# Exercise requirements
All entries are to be given again verbatim.

# The input

● ● ● ●

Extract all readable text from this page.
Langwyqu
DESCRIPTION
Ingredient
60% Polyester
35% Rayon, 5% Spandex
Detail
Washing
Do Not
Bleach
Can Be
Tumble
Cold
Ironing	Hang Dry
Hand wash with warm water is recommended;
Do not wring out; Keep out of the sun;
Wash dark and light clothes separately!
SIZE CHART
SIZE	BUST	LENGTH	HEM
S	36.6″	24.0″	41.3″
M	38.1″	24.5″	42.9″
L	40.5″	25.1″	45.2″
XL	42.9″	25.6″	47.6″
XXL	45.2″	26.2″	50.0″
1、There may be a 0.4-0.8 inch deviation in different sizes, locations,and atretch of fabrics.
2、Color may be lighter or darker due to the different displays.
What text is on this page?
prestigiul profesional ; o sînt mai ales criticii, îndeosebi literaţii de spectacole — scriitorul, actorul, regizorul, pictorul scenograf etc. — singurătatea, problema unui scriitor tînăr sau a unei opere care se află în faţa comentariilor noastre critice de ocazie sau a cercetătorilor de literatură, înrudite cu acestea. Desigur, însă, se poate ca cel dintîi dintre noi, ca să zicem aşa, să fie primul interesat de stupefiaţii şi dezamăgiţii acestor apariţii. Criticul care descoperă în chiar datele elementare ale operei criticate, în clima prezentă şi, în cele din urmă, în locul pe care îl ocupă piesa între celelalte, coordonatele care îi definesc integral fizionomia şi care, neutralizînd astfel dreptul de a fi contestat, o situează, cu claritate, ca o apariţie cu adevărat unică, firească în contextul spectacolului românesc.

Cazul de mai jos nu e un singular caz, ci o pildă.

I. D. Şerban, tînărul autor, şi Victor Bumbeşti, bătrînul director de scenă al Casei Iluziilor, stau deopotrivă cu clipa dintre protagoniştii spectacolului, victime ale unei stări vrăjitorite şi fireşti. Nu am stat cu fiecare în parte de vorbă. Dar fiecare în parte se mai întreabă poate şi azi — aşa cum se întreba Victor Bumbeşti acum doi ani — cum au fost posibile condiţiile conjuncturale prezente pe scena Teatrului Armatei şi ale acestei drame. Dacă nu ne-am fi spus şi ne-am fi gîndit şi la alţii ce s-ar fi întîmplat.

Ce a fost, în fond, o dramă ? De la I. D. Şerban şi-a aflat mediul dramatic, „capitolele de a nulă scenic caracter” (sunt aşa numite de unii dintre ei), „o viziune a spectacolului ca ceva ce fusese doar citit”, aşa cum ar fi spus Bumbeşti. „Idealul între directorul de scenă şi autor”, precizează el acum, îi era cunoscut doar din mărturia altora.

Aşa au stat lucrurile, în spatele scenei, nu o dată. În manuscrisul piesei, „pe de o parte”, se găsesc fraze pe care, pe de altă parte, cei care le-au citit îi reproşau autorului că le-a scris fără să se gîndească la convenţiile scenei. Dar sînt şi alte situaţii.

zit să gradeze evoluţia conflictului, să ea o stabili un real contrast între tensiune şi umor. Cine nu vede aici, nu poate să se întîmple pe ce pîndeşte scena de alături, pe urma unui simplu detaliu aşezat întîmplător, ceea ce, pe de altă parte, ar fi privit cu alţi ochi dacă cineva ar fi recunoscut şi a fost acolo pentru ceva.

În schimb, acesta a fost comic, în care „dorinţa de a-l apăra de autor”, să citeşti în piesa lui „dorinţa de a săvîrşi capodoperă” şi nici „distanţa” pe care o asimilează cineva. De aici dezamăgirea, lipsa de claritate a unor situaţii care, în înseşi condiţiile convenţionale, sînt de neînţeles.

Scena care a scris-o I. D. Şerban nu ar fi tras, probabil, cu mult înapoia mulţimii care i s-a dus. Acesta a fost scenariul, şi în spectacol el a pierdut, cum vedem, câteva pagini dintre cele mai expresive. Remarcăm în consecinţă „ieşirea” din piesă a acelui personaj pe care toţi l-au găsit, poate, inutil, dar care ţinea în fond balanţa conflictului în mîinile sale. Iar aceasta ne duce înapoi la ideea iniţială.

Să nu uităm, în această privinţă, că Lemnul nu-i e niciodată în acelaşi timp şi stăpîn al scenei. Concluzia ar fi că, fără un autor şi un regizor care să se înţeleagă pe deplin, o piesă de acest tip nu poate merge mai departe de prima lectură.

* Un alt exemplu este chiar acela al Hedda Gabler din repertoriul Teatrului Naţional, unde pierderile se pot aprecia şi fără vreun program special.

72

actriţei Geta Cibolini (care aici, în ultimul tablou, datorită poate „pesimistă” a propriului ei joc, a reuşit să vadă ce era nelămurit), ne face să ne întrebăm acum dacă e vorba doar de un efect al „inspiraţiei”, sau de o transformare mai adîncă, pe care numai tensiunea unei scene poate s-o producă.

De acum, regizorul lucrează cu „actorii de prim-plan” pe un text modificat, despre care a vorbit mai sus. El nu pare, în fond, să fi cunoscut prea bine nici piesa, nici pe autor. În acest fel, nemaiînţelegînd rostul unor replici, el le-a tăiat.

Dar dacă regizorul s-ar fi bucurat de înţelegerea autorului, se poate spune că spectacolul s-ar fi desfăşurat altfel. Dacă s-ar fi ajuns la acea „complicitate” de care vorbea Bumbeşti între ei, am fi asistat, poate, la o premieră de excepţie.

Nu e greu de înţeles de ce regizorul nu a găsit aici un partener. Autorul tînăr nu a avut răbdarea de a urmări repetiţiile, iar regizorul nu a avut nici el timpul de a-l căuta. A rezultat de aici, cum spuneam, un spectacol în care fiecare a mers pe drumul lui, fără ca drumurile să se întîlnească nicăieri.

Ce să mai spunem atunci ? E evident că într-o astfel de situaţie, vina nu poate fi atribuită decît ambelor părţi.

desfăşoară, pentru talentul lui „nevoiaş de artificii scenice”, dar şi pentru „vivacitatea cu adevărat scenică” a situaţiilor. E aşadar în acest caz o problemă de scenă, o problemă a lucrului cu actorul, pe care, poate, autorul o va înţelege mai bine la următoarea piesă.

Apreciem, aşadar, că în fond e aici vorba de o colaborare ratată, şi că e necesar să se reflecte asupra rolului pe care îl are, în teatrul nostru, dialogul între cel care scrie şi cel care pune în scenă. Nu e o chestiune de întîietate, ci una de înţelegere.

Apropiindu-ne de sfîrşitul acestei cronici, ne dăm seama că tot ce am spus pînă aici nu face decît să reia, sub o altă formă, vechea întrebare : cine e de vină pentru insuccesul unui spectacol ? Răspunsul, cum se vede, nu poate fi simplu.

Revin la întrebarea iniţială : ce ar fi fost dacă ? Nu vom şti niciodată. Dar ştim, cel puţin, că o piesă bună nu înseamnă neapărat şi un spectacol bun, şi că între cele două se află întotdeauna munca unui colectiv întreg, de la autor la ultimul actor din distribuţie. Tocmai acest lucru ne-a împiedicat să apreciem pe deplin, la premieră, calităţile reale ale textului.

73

● ● ● ●

# Answer to this task
Extract all readable text from this page.
Langwyqu
DESCRIPTION
Ingredient
60% Polyester
35% Rayon, 5% Spandex
Detail
Washing
Do Not
Bleach
Can Be
Tumble
Cold
Ironing	Hang Dry
Hand wash with warm water is recommended;
Do not wring out; Keep out of the sun;
Wash dark and light clothes separately!
SIZE CHART
SIZE	BUST	LENGTH	HEM
S	36.6″	24.0″	41.3″
M	38.1″	24.5″	42.9″
L	40.5″	25.1″	45.2″
XL	42.9″	25.6″	47.6″
XXL	45.2″	26.2″	50.0″
1、There may be a 0.4-0.8 inch deviation in different sizes, locations,and atretch of fabrics.
2、Color may be lighter or darker due to the different displays.
What text is on this page?
prestigiul profesional ; o sînt mai ales criticii, îndeosebi literaţii de spectacole — scriitorul, actorul, regizorul, pictorul scenograf etc. — singurătatea, problema unui scriitor tînăr sau a unei opere care se află în faţa comentariilor noastre critice de ocazie sau a cercetătorilor de literatură, înrudite cu acestea. Desigur, însă, se poate ca cel dintîi dintre noi, ca să zicem aşa, să fie primul interesat de stupefiaţii şi dezamăgiţii acestor apariţii. Criticul care descoperă în chiar datele elementare ale operei criticate, în clima prezentă şi, în cele din urmă, în locul pe care îl ocupă piesa între celelalte, coordonatele care îi definesc integral fizionomia şi care, neutralizînd astfel dreptul de a fi contestat, o situează, cu claritate, ca o apariţie cu adevărat unică, firească în contextul spectacolului românesc.

Cazul de mai jos nu e un singular caz, ci o pildă.

I. D. Şerban, tînărul autor, şi Victor Bumbeşti, bătrînul director de scenă al Casei Iluziilor, stau deopotrivă cu clipa dintre protagoniştii spectacolului, victime ale unei stări vrăjitorite şi fireşti. Nu am stat cu fiecare în parte de vorbă. Dar fiecare în parte se mai întreabă poate şi azi — aşa cum se întreba Victor Bumbeşti acum doi ani — cum au fost posibile condiţiile conjuncturale prezente pe scena Teatrului Armatei şi ale acestei drame. Dacă nu ne-am fi spus şi ne-am fi gîndit şi la alţii ce s-ar fi întîmplat.

Ce a fost, în fond, o dramă ? De la I. D. Şerban şi-a aflat mediul dramatic, „capitolele de a nulă scenic caracter” (sunt aşa numite de unii dintre ei), „o viziune a spectacolului ca ceva ce fusese doar citit”, aşa cum ar fi spus Bumbeşti. „Idealul între directorul de scenă şi autor”, precizează el acum, îi era cunoscut doar din mărturia altora.

Aşa au stat lucrurile, în spatele scenei, nu o dată. În manuscrisul piesei, „pe de o parte”, se găsesc fraze pe care, pe de altă parte, cei care le-au citit îi reproşau autorului că le-a scris fără să se gîndească la convenţiile scenei. Dar sînt şi alte situaţii.

zit să gradeze evoluţia conflictului, să ea o stabili un real contrast între tensiune şi umor. Cine nu vede aici, nu poate să se întîmple pe ce pîndeşte scena de alături, pe urma unui simplu detaliu aşezat întîmplător, ceea ce, pe de altă parte, ar fi privit cu alţi ochi dacă cineva ar fi recunoscut şi a fost acolo pentru ceva.

În schimb, acesta a fost comic, în care „dorinţa de a-l apăra de autor”, să citeşti în piesa lui „dorinţa de a săvîrşi capodoperă” şi nici „distanţa” pe care o asimilează cineva. De aici dezamăgirea, lipsa de claritate a unor situaţii care, în înseşi condiţiile convenţionale, sînt de neînţeles.

Scena care a scris-o I. D. Şerban nu ar fi tras, probabil, cu mult înapoia mulţimii care i s-a dus. Acesta a fost scenariul, şi în spectacol el a pierdut, cum vedem, câteva pagini dintre cele mai expresive. Remarcăm în consecinţă „ieşirea” din piesă a acelui personaj pe care toţi l-au găsit, poate, inutil, dar care ţinea în fond balanţa conflictului în mîinile sale. Iar aceasta ne duce înapoi la ideea iniţială.

Să nu uităm, în această privinţă, că Lemnul nu-i e niciodată în acelaşi timp şi stăpîn al scenei. Concluzia ar fi că, fără un autor şi un regizor care să se înţeleagă pe deplin, o piesă de acest tip nu poate merge mai departe de prima lectură.

* Un alt exemplu este chiar acela al Hedda Gabler din repertoriul Teatrului Naţional, unde pierderile se pot aprecia şi fără vreun program special.

72

actriţei Geta Cibolini (care aici, în ultimul tablou, datorită poate „pesimistă” a propriului ei joc, a reuşit să vadă ce era nelămurit), ne face să ne întrebăm acum dacă e vorba doar de un efect al „inspiraţiei”, sau de o transformare mai adîncă, pe care numai tensiunea unei scene poate s-o producă.

De acum, regizorul lucrează cu „actorii de prim-plan” pe un text modificat, despre care a vorbit mai sus. El nu pare, în fond, să fi cunoscut prea bine nici piesa, nici pe autor. În acest fel, nemaiînţelegînd rostul unor replici, el le-a tăiat.

Dar dacă regizorul s-ar fi bucurat de înţelegerea autorului, se poate spune că spectacolul s-ar fi desfăşurat altfel. Dacă s-ar fi ajuns la acea „complicitate” de care vorbea Bumbeşti între ei, am fi asistat, poate, la o premieră de excepţie.

Nu e greu de înţeles de ce regizorul nu a găsit aici un partener. Autorul tînăr nu a avut răbdarea de a urmări repetiţiile, iar regizorul nu a avut nici el timpul de a-l căuta. A rezultat de aici, cum spuneam, un spectacol în care fiecare a mers pe drumul lui, fără ca drumurile să se întîlnească nicăieri.

Ce să mai spunem atunci ? E evident că într-o astfel de situaţie, vina nu poate fi atribuită decît ambelor părţi.

desfăşoară, pentru talentul lui „nevoiaş de artificii scenice”, dar şi pentru „vivacitatea cu adevărat scenică” a situaţiilor. E aşadar în acest caz o problemă de scenă, o problemă a lucrului cu actorul, pe care, poate, autorul o va înţelege mai bine la următoarea piesă.

Apreciem, aşadar, că în fond e aici vorba de o colaborare ratată, şi că e necesar să se reflecte asupra rolului pe care îl are, în teatrul nostru, dialogul între cel care scrie şi cel care pune în scenă. Nu e o chestiune de întîietate, ci una de înţelegere.

Apropiindu-ne de sfîrşitul acestei cronici, ne dăm seama că tot ce am spus pînă aici nu face decît să reia, sub o altă formă, vechea întrebare : cine e de vină pentru insuccesul unui spectacol ? Răspunsul, cum se vede, nu poate fi simplu.

Revin la întrebarea iniţială : ce ar fi fost dacă ? Nu vom şti niciodată. Dar ştim, cel puţin, că o piesă bună nu înseamnă neapărat şi un spectacol bun, şi că între cele două se află întotdeauna munca unui colectiv întreg, de la autor la ultimul actor din distribuţie. Tocmai acest lucru ne-a împiedicat să apreciem pe deplin, la premieră, calităţile reale ale textului.

73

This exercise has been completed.